Figure content listings
⟨
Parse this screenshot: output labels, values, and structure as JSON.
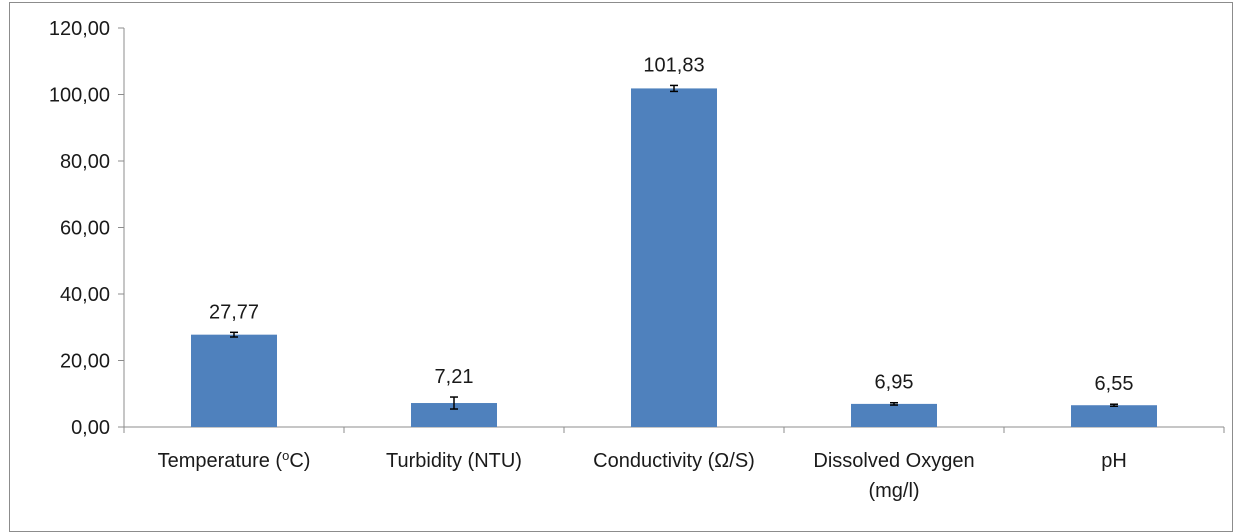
{
  "chart_data": {
    "type": "bar",
    "categories": [
      "Temperature (oC)",
      "Turbidity (NTU)",
      "Conductivity (Ω/S)",
      "Dissolved Oxygen (mg/l)",
      "pH"
    ],
    "category_lines": [
      [
        {
          "t": "Temperature ("
        },
        {
          "t": "o",
          "sup": true
        },
        {
          "t": "C)"
        }
      ],
      [
        {
          "t": "Turbidity (NTU)"
        }
      ],
      [
        {
          "t": "Conductivity (Ω/S)"
        }
      ],
      [
        {
          "t": "Dissolved Oxygen"
        }
      ],
      [
        {
          "t": "pH"
        }
      ]
    ],
    "category_second_lines": [
      "",
      "",
      "",
      "(mg/l)",
      ""
    ],
    "values": [
      27.77,
      7.21,
      101.83,
      6.95,
      6.55
    ],
    "value_labels": [
      "27,77",
      "7,21",
      "101,83",
      "6,95",
      "6,55"
    ],
    "error": [
      0.7,
      1.8,
      0.9,
      0.35,
      0.3
    ],
    "y_ticks": [
      "0,00",
      "20,00",
      "40,00",
      "60,00",
      "80,00",
      "100,00",
      "120,00"
    ],
    "y_tick_values": [
      0,
      20,
      40,
      60,
      80,
      100,
      120
    ],
    "ylim": [
      0,
      120
    ],
    "title": "",
    "xlabel": "",
    "ylabel": "",
    "grid": false,
    "legend": "none",
    "bar_color": "#4f81bd"
  }
}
⟩
— Work required —
Copy each line of the preceding data that contains the string "Oxygen".

— Final answer —
      "Dissolved Oxygen (mg/l)",
          "t": "Dissolved Oxygen"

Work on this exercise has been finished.